The pursuit of scale is not vanity. When you take existing systems and optimize them from first principles to achieve a step change in scalability, you can create something entirely new.
Nothing has demonstrated that more clearly than the explosion in deep learning over the past decade. The ML community took decades-old ideas and combined them with advancements in hardware, new algorithms, and hyper-specialization to forge something remarkable.
Both inspired by the ML community and in service of it, we recently rebuilt vector search in turbopuffer to support scales of up to 100 billion vectors in a single search index. We call this technology Approximate Nearest Neighbor (ANN) Search v3, and it is available now.
In this post, I'll dive into the technical details behind how we built for 100 billion vectors. Along the way, we’ll examine turbopuffer’s architecture, travel up the modern memory hierarchy, zoom into a single CPU core, and then back out to the scale of a distributed cluster.
Loading chart data...
Loading chart data...
Let’s look at the numbers to get a sense of the challenge: 100 billion vectors,
1024 dimensions per vector, 2 bytes per dimension (f16). This is vector
search over 200TiB of dense vector data. We want to serve a high rate (> 1k
QPS) of ANN queries over this entire dataset, each with a latency target of
200ms or less.

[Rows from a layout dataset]
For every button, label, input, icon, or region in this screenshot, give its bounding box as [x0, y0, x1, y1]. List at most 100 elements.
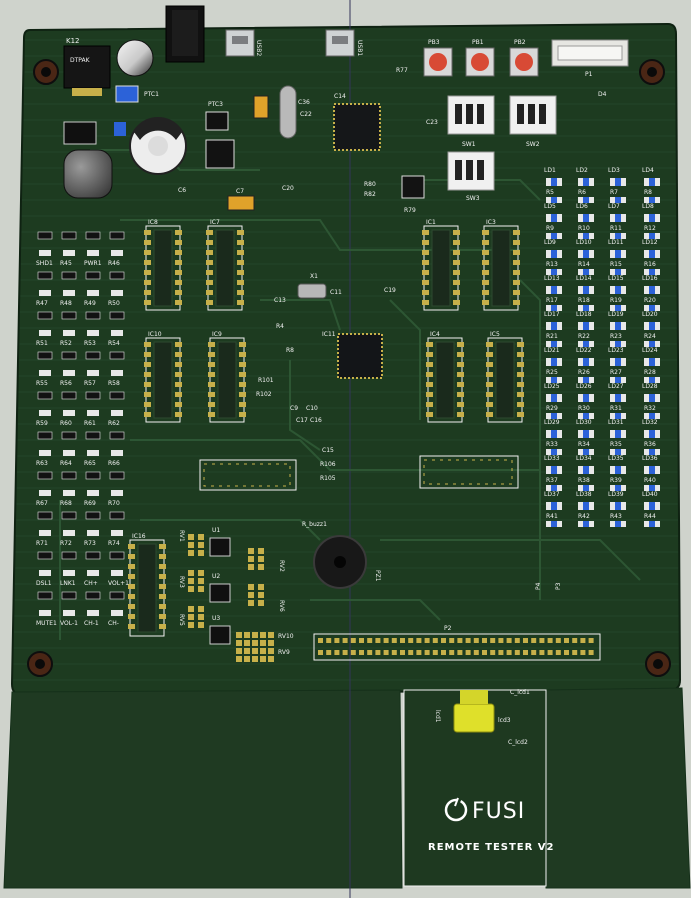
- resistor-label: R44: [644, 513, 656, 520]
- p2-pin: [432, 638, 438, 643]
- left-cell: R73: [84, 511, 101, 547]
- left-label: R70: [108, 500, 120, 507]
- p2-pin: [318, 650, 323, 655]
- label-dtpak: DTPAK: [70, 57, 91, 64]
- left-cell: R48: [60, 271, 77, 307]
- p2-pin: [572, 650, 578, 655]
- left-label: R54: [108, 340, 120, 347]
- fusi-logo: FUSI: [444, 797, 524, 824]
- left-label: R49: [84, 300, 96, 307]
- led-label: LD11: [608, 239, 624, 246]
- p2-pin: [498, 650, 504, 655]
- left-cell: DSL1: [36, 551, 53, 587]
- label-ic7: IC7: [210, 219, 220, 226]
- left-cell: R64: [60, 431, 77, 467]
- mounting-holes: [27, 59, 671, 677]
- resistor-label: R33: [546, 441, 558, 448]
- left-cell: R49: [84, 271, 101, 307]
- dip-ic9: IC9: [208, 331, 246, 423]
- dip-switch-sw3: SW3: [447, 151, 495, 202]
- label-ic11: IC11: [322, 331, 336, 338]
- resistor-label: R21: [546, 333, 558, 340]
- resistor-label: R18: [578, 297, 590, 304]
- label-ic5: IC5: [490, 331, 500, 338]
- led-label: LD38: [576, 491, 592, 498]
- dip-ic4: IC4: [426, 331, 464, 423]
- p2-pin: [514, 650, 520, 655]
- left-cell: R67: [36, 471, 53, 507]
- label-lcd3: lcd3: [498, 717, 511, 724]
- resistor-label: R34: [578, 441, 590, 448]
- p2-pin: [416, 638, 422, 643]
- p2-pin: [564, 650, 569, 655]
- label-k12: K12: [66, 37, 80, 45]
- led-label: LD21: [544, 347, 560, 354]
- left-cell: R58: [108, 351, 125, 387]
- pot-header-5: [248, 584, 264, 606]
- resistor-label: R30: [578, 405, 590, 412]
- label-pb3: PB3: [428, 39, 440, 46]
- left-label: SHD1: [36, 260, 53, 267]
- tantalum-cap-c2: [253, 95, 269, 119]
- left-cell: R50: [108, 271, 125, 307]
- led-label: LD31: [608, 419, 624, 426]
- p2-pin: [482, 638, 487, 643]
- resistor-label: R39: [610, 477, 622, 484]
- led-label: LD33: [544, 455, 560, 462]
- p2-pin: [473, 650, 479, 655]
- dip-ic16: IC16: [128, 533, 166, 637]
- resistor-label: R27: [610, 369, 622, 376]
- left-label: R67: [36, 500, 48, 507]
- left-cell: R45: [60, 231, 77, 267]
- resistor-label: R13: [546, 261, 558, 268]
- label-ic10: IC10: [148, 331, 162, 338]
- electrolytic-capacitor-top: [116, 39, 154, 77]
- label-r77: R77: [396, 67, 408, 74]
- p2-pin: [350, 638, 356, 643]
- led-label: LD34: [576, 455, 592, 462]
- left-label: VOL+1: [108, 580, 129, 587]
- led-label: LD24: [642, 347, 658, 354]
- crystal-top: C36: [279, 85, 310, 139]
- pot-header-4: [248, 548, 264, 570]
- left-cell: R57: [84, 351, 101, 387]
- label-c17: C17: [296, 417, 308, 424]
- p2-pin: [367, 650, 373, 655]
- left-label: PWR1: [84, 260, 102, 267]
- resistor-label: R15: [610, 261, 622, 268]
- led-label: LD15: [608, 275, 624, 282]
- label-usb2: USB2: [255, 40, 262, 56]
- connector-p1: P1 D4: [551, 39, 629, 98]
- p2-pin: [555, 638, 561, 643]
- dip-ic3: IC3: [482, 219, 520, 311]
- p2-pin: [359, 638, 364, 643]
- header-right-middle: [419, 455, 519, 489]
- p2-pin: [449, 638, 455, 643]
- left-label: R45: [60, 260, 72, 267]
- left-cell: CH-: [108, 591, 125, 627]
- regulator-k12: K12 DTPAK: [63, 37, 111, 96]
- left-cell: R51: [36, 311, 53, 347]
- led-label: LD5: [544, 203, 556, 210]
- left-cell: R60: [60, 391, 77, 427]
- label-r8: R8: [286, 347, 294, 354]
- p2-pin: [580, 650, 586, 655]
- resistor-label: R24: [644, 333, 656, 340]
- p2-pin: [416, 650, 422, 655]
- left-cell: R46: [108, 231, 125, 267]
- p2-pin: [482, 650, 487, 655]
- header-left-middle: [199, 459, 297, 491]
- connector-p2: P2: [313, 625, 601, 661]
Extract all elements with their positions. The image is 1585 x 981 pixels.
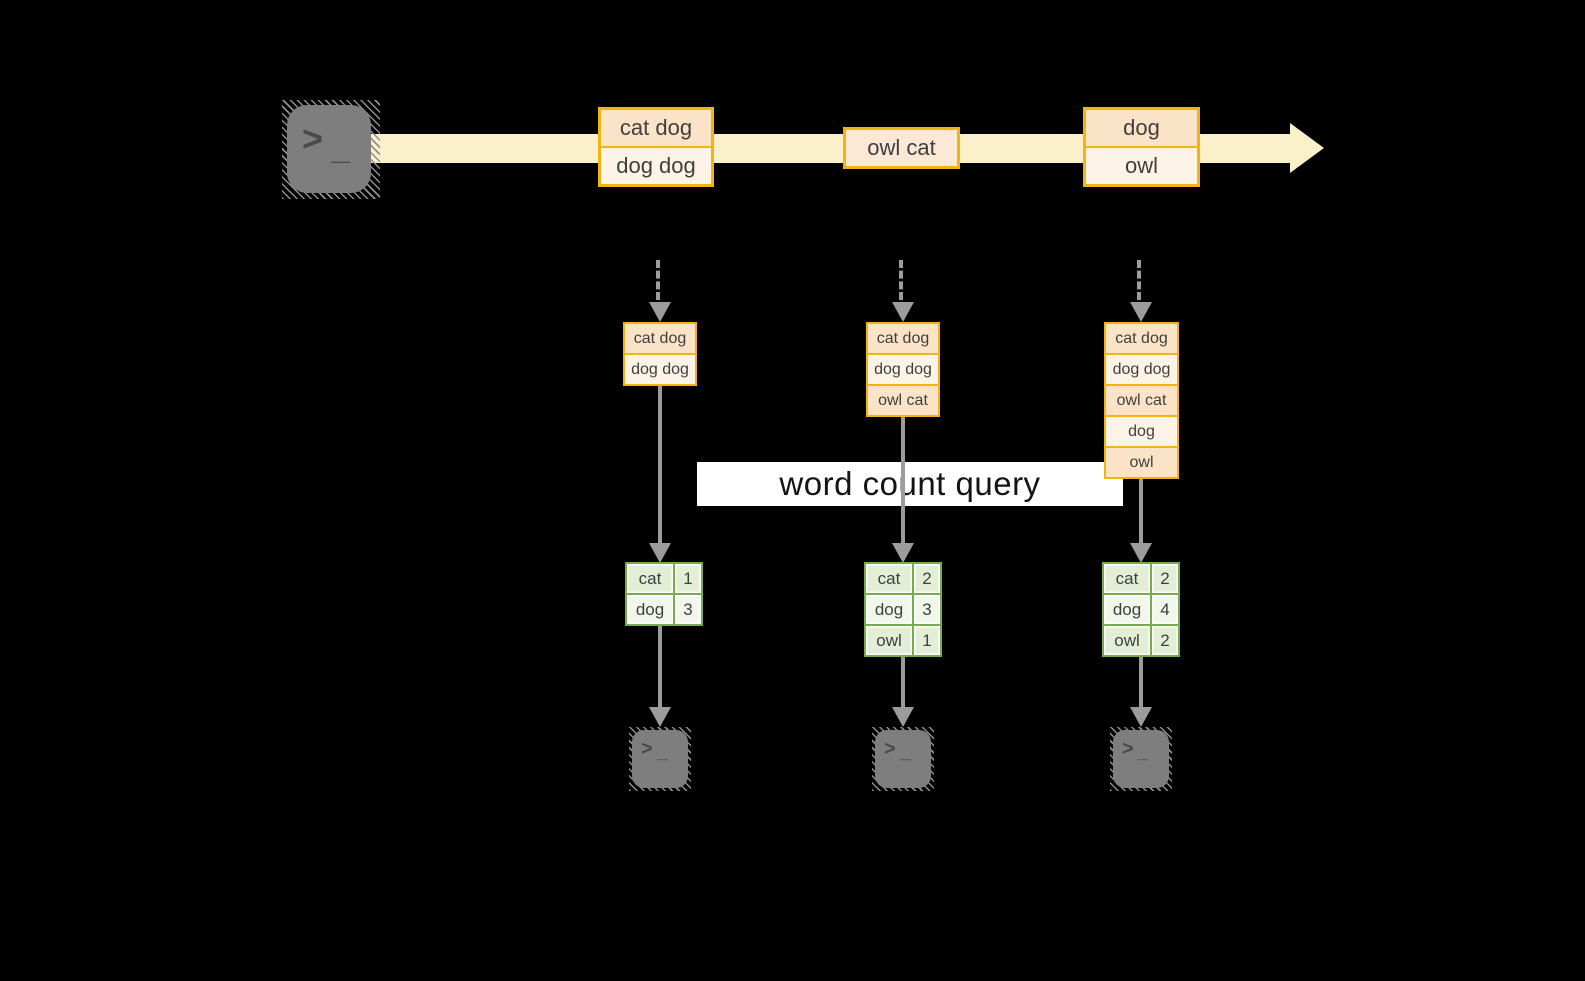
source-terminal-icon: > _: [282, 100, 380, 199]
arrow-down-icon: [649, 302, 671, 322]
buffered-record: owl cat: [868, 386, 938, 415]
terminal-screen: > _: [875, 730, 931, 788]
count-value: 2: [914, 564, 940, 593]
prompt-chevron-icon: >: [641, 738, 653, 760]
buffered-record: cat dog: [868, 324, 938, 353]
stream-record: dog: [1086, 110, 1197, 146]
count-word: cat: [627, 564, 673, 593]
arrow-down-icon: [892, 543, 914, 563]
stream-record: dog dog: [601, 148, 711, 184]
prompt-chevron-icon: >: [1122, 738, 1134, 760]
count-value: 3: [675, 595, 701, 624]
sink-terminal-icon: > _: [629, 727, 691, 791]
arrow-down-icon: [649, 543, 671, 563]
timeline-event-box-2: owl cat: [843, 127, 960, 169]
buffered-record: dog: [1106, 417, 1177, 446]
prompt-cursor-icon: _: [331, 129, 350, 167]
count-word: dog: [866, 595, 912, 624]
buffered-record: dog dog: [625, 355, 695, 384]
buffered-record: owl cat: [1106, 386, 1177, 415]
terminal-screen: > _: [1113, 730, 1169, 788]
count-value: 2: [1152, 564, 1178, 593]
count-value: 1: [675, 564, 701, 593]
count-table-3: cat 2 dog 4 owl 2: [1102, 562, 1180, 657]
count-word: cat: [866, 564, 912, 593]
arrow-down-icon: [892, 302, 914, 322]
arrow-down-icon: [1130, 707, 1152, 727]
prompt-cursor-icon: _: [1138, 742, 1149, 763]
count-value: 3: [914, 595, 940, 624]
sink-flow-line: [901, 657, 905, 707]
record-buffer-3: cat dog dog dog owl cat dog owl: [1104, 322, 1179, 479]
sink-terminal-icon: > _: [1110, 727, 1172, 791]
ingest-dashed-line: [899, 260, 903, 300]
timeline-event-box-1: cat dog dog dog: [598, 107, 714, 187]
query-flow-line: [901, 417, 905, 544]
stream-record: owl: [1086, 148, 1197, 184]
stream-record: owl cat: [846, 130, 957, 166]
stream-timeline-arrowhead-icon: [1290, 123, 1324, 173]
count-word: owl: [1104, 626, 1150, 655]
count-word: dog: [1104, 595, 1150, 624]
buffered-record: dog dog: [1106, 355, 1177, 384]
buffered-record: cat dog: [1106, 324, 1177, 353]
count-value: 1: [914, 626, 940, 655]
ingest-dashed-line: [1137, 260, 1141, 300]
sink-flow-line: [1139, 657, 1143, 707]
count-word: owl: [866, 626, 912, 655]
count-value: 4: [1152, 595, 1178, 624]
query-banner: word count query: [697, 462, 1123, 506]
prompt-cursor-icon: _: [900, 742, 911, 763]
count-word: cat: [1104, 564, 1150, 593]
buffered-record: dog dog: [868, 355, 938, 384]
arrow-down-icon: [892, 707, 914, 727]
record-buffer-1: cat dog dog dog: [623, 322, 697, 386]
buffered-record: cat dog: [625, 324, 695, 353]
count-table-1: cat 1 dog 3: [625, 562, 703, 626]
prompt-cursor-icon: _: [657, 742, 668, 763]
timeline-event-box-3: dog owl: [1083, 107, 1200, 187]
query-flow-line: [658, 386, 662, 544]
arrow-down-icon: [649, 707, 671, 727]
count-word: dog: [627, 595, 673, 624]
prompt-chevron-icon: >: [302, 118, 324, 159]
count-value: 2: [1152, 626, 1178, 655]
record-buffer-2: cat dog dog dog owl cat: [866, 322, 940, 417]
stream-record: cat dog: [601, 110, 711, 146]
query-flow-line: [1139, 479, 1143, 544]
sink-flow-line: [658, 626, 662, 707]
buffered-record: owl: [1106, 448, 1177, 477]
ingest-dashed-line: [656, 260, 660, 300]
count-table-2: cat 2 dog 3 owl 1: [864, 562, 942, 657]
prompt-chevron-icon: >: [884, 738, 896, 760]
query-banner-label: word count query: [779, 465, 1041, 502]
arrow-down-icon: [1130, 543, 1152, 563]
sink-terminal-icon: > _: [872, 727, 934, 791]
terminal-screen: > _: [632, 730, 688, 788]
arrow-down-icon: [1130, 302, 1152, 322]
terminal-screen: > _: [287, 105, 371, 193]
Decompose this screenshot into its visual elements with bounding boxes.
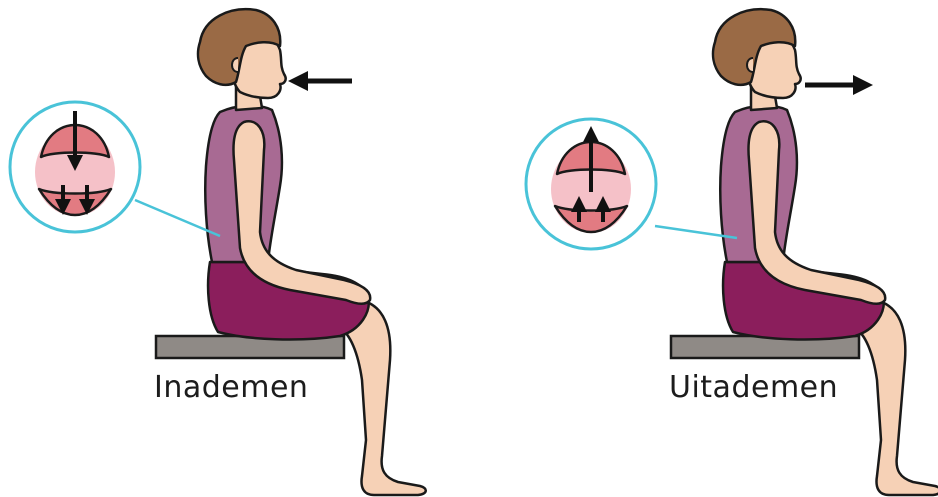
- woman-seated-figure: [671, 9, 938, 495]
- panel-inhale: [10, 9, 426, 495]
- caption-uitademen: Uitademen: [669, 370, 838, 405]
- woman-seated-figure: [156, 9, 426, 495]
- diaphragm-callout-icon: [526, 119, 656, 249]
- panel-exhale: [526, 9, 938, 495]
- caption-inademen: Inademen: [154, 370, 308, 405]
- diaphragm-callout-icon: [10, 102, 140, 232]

● Aim 1:
Answer each question from the post about scaling vector search.
(a) What name is given to the rebuilt vector search technology?
(b) How many bytes does each vector dimension take?
(c) What latency target is set for each query?
● Aim 2:
Write the next part of the post about scaling vector search to 100 billion vectors.
These entries are separate material and have no connection to the post about vector search.

● Expected answer 1:
(a) Approximate Nearest Neighbor (ANN) Search v3
(b) 2 bytes (f16)
(c) 200ms or less

● Expected answer 2:
With a healthy dose of mechanical sympathy, let’s consider how our hardware will run this workload and where it will encounter bottlenecks. If one part of the system bottlenecks (disk, network, memory, or CPU), other parts of the system will go underutilized. The key to making the most of the available hardware is to push down bottlenecks and balance resource utilization.
turbopuffer’s architecture is simple and opinionated. This simplicity makes the exercise tractable. turbopuffer’s query tier is a stateless layer on top of object storage, consisting of a caching hierarchy and compute. That’s it.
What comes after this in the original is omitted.